[Start]

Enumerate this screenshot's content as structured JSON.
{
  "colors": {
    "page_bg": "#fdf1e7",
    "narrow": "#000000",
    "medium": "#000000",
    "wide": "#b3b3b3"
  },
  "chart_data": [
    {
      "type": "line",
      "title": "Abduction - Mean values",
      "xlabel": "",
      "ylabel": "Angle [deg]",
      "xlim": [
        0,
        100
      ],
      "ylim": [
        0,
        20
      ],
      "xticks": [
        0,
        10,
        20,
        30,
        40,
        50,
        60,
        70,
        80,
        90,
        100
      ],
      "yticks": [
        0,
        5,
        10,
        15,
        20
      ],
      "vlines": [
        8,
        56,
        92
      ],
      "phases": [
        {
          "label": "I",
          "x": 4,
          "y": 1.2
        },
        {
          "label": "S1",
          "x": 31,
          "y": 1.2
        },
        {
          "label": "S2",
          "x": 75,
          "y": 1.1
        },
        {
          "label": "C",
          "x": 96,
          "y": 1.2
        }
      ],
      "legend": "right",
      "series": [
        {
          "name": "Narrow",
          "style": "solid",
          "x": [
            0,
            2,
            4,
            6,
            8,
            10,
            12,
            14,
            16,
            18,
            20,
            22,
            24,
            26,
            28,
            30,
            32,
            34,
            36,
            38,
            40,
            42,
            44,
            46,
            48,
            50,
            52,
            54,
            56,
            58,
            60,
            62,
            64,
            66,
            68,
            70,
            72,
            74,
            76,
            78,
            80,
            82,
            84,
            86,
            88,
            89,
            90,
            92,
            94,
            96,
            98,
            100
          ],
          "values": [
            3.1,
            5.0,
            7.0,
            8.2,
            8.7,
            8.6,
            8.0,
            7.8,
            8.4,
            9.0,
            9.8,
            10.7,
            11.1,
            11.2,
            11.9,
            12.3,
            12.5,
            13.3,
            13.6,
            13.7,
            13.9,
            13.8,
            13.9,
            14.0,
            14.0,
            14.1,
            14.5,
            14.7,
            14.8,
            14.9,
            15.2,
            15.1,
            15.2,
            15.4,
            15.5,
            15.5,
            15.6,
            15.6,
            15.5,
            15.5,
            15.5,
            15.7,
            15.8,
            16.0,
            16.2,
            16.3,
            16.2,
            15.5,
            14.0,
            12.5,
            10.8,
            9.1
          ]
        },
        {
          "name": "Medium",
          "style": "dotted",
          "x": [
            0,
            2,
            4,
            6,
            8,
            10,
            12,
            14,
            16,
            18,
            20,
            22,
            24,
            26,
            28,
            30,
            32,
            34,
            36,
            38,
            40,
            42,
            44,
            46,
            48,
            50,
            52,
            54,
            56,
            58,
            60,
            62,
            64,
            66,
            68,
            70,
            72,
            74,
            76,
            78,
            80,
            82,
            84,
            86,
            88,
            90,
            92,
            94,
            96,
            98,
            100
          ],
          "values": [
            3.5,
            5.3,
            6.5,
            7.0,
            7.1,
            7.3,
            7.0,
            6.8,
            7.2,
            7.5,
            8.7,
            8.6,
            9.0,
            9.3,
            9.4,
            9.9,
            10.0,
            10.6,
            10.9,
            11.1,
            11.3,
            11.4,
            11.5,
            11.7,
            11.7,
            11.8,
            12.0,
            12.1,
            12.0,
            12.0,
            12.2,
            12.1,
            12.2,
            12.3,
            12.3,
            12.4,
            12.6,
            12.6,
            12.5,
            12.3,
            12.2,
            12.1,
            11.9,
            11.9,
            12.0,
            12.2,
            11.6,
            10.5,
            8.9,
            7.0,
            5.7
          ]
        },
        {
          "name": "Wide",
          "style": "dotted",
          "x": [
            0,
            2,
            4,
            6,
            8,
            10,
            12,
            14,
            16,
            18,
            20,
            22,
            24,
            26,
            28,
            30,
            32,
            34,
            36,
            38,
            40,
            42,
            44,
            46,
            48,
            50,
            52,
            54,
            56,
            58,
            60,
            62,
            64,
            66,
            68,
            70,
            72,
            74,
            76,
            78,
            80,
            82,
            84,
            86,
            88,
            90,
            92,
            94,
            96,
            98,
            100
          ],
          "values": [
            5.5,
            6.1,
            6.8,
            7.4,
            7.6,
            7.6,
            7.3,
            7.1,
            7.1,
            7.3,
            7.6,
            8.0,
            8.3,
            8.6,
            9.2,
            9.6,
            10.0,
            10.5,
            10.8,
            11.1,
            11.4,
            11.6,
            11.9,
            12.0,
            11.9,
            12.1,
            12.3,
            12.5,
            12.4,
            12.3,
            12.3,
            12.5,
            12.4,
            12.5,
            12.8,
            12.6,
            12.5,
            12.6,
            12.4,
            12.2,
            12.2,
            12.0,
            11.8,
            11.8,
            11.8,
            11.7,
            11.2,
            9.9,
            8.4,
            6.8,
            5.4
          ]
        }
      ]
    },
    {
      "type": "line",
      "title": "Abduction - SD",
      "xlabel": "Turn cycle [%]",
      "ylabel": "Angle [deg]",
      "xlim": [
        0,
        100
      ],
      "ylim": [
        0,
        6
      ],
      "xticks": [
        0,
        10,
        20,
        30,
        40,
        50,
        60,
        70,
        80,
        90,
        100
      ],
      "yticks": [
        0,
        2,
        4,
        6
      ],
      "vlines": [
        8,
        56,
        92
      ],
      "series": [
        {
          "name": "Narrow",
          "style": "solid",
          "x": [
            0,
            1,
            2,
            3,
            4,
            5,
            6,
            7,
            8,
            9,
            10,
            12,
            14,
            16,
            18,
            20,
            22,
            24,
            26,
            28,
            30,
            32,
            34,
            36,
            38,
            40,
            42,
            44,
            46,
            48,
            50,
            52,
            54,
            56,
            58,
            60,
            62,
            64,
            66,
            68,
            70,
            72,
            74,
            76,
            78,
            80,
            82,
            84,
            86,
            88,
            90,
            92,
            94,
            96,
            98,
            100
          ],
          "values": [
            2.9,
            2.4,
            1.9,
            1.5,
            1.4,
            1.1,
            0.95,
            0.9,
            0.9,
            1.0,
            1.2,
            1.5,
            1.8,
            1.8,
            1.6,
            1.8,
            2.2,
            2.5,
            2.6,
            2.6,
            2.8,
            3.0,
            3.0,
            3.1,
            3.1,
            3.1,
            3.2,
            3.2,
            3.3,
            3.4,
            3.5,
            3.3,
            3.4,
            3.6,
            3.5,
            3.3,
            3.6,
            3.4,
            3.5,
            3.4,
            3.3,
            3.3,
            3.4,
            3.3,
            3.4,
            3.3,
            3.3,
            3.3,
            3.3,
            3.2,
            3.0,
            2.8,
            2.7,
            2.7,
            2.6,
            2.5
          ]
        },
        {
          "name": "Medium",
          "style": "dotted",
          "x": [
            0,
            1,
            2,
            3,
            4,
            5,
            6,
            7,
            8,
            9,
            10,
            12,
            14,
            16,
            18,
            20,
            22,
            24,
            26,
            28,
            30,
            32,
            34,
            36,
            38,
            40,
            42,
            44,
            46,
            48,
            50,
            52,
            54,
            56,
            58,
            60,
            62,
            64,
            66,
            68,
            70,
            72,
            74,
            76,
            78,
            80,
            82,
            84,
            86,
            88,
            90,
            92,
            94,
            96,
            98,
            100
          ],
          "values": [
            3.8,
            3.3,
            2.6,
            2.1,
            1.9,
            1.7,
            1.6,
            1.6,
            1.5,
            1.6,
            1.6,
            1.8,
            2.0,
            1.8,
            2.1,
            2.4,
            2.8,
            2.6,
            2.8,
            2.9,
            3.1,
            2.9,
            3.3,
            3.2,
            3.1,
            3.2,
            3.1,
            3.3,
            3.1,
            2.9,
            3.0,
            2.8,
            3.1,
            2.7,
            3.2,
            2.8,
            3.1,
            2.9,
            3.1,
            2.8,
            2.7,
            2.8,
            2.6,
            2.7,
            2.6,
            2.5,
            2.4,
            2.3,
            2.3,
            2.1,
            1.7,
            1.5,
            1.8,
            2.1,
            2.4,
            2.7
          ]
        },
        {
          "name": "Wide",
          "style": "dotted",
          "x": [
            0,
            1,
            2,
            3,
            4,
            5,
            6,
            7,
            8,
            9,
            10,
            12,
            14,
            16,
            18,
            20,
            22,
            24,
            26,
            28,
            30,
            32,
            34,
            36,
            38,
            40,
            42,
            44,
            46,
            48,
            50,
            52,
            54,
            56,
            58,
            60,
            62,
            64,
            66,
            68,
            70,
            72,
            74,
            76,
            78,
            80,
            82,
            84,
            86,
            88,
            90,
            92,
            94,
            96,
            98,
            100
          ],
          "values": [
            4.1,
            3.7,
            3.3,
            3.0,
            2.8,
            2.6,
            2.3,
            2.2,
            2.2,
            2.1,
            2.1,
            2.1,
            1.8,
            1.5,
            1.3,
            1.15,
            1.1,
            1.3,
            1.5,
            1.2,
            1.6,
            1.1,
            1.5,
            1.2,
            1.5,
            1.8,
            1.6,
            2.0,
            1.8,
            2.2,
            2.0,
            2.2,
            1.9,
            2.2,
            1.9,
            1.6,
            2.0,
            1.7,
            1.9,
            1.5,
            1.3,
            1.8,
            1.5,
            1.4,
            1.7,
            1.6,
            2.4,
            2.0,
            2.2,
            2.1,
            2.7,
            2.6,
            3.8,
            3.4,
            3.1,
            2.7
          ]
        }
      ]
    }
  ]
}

[End]

### Description of the task
Find the string "title" in the entries above and return each line that holds it.

### In response
      "title": "Abduction - Mean values",
      "title": "Abduction - SD",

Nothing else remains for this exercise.